** start Input records **
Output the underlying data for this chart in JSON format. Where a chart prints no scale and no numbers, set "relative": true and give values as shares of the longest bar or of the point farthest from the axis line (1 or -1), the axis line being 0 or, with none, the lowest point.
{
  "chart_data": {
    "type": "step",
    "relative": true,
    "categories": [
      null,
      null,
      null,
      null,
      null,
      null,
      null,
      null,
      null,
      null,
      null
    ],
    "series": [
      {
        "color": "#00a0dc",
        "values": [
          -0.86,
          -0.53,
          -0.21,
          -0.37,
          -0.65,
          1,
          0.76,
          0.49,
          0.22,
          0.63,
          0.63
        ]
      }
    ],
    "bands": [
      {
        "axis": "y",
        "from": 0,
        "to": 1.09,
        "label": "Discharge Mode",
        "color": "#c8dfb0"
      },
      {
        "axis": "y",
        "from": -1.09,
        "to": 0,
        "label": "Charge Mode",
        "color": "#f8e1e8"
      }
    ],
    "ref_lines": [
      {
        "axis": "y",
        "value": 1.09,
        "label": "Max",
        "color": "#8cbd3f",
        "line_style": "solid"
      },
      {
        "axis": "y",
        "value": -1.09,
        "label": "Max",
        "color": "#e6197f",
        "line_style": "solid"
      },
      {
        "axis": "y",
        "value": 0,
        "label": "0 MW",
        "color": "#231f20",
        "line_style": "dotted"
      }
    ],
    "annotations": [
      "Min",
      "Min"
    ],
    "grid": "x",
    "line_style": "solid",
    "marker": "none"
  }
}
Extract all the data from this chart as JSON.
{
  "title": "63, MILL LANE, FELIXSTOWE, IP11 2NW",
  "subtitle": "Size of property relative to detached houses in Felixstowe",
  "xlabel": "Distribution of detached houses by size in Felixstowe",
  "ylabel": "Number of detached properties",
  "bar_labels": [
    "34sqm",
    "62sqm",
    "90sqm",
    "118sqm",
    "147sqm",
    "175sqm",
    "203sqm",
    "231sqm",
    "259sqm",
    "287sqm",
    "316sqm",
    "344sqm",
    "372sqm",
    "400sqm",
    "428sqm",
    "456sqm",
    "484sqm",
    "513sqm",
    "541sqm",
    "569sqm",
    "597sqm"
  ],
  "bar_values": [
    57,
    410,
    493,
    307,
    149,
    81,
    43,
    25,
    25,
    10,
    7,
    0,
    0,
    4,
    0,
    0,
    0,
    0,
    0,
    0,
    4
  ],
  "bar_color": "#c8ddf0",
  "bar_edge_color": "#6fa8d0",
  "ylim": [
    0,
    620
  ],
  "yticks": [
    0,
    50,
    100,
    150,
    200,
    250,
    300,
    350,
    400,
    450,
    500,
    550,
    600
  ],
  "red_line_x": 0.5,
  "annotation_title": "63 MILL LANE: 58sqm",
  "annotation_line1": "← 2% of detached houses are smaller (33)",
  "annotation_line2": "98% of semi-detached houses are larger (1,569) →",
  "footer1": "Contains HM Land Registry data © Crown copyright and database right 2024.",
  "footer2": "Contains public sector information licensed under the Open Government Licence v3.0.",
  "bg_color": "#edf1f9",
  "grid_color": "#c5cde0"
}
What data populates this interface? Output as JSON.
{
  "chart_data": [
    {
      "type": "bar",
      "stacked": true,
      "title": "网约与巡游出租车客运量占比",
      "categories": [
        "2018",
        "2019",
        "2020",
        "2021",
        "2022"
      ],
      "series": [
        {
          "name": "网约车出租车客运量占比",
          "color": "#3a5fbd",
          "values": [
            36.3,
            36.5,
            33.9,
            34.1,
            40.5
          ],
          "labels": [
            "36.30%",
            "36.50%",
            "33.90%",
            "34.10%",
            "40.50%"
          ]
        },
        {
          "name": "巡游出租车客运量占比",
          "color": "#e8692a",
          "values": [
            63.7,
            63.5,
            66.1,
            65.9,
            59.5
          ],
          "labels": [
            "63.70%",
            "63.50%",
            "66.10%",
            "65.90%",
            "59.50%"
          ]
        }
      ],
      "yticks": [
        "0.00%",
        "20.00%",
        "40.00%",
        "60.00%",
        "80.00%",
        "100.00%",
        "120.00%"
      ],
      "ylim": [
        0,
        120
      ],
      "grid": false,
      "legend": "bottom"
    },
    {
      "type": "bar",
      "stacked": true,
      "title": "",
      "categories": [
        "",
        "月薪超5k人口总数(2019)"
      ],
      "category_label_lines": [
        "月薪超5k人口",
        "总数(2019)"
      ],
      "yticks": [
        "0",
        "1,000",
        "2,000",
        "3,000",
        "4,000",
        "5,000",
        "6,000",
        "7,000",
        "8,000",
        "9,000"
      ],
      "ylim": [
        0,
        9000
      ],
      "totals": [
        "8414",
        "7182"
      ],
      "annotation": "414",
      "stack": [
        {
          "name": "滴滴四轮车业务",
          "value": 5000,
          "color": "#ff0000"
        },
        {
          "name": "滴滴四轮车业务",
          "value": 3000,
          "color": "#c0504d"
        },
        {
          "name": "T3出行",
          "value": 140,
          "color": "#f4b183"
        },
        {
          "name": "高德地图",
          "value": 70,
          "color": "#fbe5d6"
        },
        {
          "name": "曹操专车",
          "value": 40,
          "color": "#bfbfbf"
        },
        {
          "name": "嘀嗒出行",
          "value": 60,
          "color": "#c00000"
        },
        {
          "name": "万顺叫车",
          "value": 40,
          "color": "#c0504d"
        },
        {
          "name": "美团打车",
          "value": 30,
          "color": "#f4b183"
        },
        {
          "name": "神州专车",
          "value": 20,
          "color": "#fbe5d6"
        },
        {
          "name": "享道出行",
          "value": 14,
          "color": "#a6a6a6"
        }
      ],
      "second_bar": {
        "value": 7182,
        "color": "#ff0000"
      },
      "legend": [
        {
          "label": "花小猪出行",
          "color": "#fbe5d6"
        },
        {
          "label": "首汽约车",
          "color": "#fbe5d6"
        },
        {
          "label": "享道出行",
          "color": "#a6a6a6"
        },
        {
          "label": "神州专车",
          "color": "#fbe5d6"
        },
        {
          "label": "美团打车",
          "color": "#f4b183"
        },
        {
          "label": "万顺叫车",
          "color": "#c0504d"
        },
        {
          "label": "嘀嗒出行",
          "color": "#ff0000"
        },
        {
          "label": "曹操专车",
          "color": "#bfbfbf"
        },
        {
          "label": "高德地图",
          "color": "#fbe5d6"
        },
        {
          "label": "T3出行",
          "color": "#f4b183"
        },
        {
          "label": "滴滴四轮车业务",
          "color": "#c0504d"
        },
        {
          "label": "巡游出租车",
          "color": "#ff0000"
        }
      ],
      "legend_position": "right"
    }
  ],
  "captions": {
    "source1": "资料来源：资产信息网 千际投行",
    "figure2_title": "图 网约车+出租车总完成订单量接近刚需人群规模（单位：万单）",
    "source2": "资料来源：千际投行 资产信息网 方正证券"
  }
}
** end Input records **
All of the entries above need to be reproduced exactly.

Output the underlying data for this chart in JSON format. Where a chart prints no scale and no numbers, set "relative": true and give values as shares of the longest bar or of the point farthest from the axis line (1 or -1), the axis line being 0 or, with none, the lowest point.
{
  "chart_data": {
    "type": "step",
    "relative": true,
    "categories": [
      null,
      null,
      null,
      null,
      null,
      null,
      null,
      null,
      null,
      null,
      null
    ],
    "series": [
      {
        "color": "#00a0dc",
        "values": [
          -0.86,
          -0.53,
          -0.21,
          -0.37,
          -0.65,
          1,
          0.76,
          0.49,
          0.22,
          0.63,
          0.63
        ]
      }
    ],
    "bands": [
      {
        "axis": "y",
        "from": 0,
        "to": 1.09,
        "label": "Discharge Mode",
        "color": "#c8dfb0"
      },
      {
        "axis": "y",
        "from": -1.09,
        "to": 0,
        "label": "Charge Mode",
        "color": "#f8e1e8"
      }
    ],
    "ref_lines": [
      {
        "axis": "y",
        "value": 1.09,
        "label": "Max",
        "color": "#8cbd3f",
        "line_style": "solid"
      },
      {
        "axis": "y",
        "value": -1.09,
        "label": "Max",
        "color": "#e6197f",
        "line_style": "solid"
      },
      {
        "axis": "y",
        "value": 0,
        "label": "0 MW",
        "color": "#231f20",
        "line_style": "dotted"
      }
    ],
    "annotations": [
      "Min",
      "Min"
    ],
    "grid": "x",
    "line_style": "solid",
    "marker": "none"
  }
}
Extract all the data from this chart as JSON.
{
  "title": "63, MILL LANE, FELIXSTOWE, IP11 2NW",
  "subtitle": "Size of property relative to detached houses in Felixstowe",
  "xlabel": "Distribution of detached houses by size in Felixstowe",
  "ylabel": "Number of detached properties",
  "bar_labels": [
    "34sqm",
    "62sqm",
    "90sqm",
    "118sqm",
    "147sqm",
    "175sqm",
    "203sqm",
    "231sqm",
    "259sqm",
    "287sqm",
    "316sqm",
    "344sqm",
    "372sqm",
    "400sqm",
    "428sqm",
    "456sqm",
    "484sqm",
    "513sqm",
    "541sqm",
    "569sqm",
    "597sqm"
  ],
  "bar_values": [
    57,
    410,
    493,
    307,
    149,
    81,
    43,
    25,
    25,
    10,
    7,
    0,
    0,
    4,
    0,
    0,
    0,
    0,
    0,
    0,
    4
  ],
  "bar_color": "#c8ddf0",
  "bar_edge_color": "#6fa8d0",
  "ylim": [
    0,
    620
  ],
  "yticks": [
    0,
    50,
    100,
    150,
    200,
    250,
    300,
    350,
    400,
    450,
    500,
    550,
    600
  ],
  "red_line_x": 0.5,
  "annotation_title": "63 MILL LANE: 58sqm",
  "annotation_line1": "← 2% of detached houses are smaller (33)",
  "annotation_line2": "98% of semi-detached houses are larger (1,569) →",
  "footer1": "Contains HM Land Registry data © Crown copyright and database right 2024.",
  "footer2": "Contains public sector information licensed under the Open Government Licence v3.0.",
  "bg_color": "#edf1f9",
  "grid_color": "#c5cde0"
}
What data populates this interface? Output as JSON.
{
  "chart_data": [
    {
      "type": "bar",
      "stacked": true,
      "title": "网约与巡游出租车客运量占比",
      "categories": [
        "2018",
        "2019",
        "2020",
        "2021",
        "2022"
      ],
      "series": [
        {
          "name": "网约车出租车客运量占比",
          "color": "#3a5fbd",
          "values": [
            36.3,
            36.5,
            33.9,
            34.1,
            40.5
          ],
          "labels": [
            "36.30%",
            "36.50%",
            "33.90%",
            "34.10%",
            "40.50%"
          ]
        },
        {
          "name": "巡游出租车客运量占比",
          "color": "#e8692a",
          "values": [
            63.7,
            63.5,
            66.1,
            65.9,
            59.5
          ],
          "labels": [
            "63.70%",
            "63.50%",
            "66.10%",
            "65.90%",
            "59.50%"
          ]
        }
      ],
      "yticks": [
        "0.00%",
        "20.00%",
        "40.00%",
        "60.00%",
        "80.00%",
        "100.00%",
        "120.00%"
      ],
      "ylim": [
        0,
        120
      ],
      "grid": false,
      "legend": "bottom"
    },
    {
      "type": "bar",
      "stacked": true,
      "title": "",
      "categories": [
        "",
        "月薪超5k人口总数(2019)"
      ],
      "category_label_lines": [
        "月薪超5k人口",
        "总数(2019)"
      ],
      "yticks": [
        "0",
        "1,000",
        "2,000",
        "3,000",
        "4,000",
        "5,000",
        "6,000",
        "7,000",
        "8,000",
        "9,000"
      ],
      "ylim": [
        0,
        9000
      ],
      "totals": [
        "8414",
        "7182"
      ],
      "annotation": "414",
      "stack": [
        {
          "name": "滴滴四轮车业务",
          "value": 5000,
          "color": "#ff0000"
        },
        {
          "name": "滴滴四轮车业务",
          "value": 3000,
          "color": "#c0504d"
        },
        {
          "name": "T3出行",
          "value": 140,
          "color": "#f4b183"
        },
        {
          "name": "高德地图",
          "value": 70,
          "color": "#fbe5d6"
        },
        {
          "name": "曹操专车",
          "value": 40,
          "color": "#bfbfbf"
        },
        {
          "name": "嘀嗒出行",
          "value": 60,
          "color": "#c00000"
        },
        {
          "name": "万顺叫车",
          "value": 40,
          "color": "#c0504d"
        },
        {
          "name": "美团打车",
          "value": 30,
          "color": "#f4b183"
        },
        {
          "name": "神州专车",
          "value": 20,
          "color": "#fbe5d6"
        },
        {
          "name": "享道出行",
          "value": 14,
          "color": "#a6a6a6"
        }
      ],
      "second_bar": {
        "value": 7182,
        "color": "#ff0000"
      },
      "legend": [
        {
          "label": "花小猪出行",
          "color": "#fbe5d6"
        },
        {
          "label": "首汽约车",
          "color": "#fbe5d6"
        },
        {
          "label": "享道出行",
          "color": "#a6a6a6"
        },
        {
          "label": "神州专车",
          "color": "#fbe5d6"
        },
        {
          "label": "美团打车",
          "color": "#f4b183"
        },
        {
          "label": "万顺叫车",
          "color": "#c0504d"
        },
        {
          "label": "嘀嗒出行",
          "color": "#ff0000"
        },
        {
          "label": "曹操专车",
          "color": "#bfbfbf"
        },
        {
          "label": "高德地图",
          "color": "#fbe5d6"
        },
        {
          "label": "T3出行",
          "color": "#f4b183"
        },
        {
          "label": "滴滴四轮车业务",
          "color": "#c0504d"
        },
        {
          "label": "巡游出租车",
          "color": "#ff0000"
        }
      ],
      "legend_position": "right"
    }
  ],
  "captions": {
    "source1": "资料来源：资产信息网 千际投行",
    "figure2_title": "图 网约车+出租车总完成订单量接近刚需人群规模（单位：万单）",
    "source2": "资料来源：千际投行 资产信息网 方正证券"
  }
}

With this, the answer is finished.